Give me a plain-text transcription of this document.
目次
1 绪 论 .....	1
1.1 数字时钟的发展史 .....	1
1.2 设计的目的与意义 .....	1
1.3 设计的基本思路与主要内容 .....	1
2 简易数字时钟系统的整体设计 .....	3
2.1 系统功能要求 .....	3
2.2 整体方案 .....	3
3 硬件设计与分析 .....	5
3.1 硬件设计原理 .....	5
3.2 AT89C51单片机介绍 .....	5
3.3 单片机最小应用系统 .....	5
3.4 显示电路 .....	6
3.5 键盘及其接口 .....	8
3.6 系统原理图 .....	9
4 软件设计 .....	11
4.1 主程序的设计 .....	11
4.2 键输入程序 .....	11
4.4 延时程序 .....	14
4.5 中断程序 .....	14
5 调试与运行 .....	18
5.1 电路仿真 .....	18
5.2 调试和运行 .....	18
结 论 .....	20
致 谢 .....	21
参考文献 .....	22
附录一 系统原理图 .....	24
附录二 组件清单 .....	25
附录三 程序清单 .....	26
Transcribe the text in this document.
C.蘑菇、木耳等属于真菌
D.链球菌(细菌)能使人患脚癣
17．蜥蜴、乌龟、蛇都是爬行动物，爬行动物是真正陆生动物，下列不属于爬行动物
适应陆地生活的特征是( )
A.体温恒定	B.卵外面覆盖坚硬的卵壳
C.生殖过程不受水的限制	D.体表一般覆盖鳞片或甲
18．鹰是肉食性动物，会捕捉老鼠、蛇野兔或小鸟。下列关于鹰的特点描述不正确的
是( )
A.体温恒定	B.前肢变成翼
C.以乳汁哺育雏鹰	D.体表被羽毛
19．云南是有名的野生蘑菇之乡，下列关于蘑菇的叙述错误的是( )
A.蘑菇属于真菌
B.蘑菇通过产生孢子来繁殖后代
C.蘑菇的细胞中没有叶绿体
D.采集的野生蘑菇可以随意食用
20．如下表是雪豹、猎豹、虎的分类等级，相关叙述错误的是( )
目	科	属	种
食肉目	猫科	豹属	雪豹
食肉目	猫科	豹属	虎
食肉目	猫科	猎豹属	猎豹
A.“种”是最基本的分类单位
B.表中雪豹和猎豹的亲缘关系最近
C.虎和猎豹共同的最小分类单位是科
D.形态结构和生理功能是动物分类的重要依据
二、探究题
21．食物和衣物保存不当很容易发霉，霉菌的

++++++

EXERCISE DETAILS> Your task is to retype all of the records exactly.

SOLUTION TO THIS EXERCISE>
Give me a plain-text transcription of this document.
目次
1 绪 论 .....	1
1.1 数字时钟的发展史 .....	1
1.2 设计的目的与意义 .....	1
1.3 设计的基本思路与主要内容 .....	1
2 简易数字时钟系统的整体设计 .....	3
2.1 系统功能要求 .....	3
2.2 整体方案 .....	3
3 硬件设计与分析 .....	5
3.1 硬件设计原理 .....	5
3.2 AT89C51单片机介绍 .....	5
3.3 单片机最小应用系统 .....	5
3.4 显示电路 .....	6
3.5 键盘及其接口 .....	8
3.6 系统原理图 .....	9
4 软件设计 .....	11
4.1 主程序的设计 .....	11
4.2 键输入程序 .....	11
4.4 延时程序 .....	14
4.5 中断程序 .....	14
5 调试与运行 .....	18
5.1 电路仿真 .....	18
5.2 调试和运行 .....	18
结 论 .....	20
致 谢 .....	21
参考文献 .....	22
附录一 系统原理图 .....	24
附录二 组件清单 .....	25
附录三 程序清单 .....	26
Transcribe the text in this document.
C.蘑菇、木耳等属于真菌
D.链球菌(细菌)能使人患脚癣
17．蜥蜴、乌龟、蛇都是爬行动物，爬行动物是真正陆生动物，下列不属于爬行动物
适应陆地生活的特征是( )
A.体温恒定	B.卵外面覆盖坚硬的卵壳
C.生殖过程不受水的限制	D.体表一般覆盖鳞片或甲
18．鹰是肉食性动物，会捕捉老鼠、蛇野兔或小鸟。下列关于鹰的特点描述不正确的
是( )
A.体温恒定	B.前肢变成翼
C.以乳汁哺育雏鹰	D.体表被羽毛
19．云南是有名的野生蘑菇之乡，下列关于蘑菇的叙述错误的是( )
A.蘑菇属于真菌
B.蘑菇通过产生孢子来繁殖后代
C.蘑菇的细胞中没有叶绿体
D.采集的野生蘑菇可以随意食用
20．如下表是雪豹、猎豹、虎的分类等级，相关叙述错误的是( )
目	科	属	种
食肉目	猫科	豹属	雪豹
食肉目	猫科	豹属	虎
食肉目	猫科	猎豹属	猎豹
A.“种”是最基本的分类单位
B.表中雪豹和猎豹的亲缘关系最近
C.虎和猎豹共同的最小分类单位是科
D.形态结构和生理功能是动物分类的重要依据
二、探究题
21．食物和衣物保存不当很容易发霉，霉菌的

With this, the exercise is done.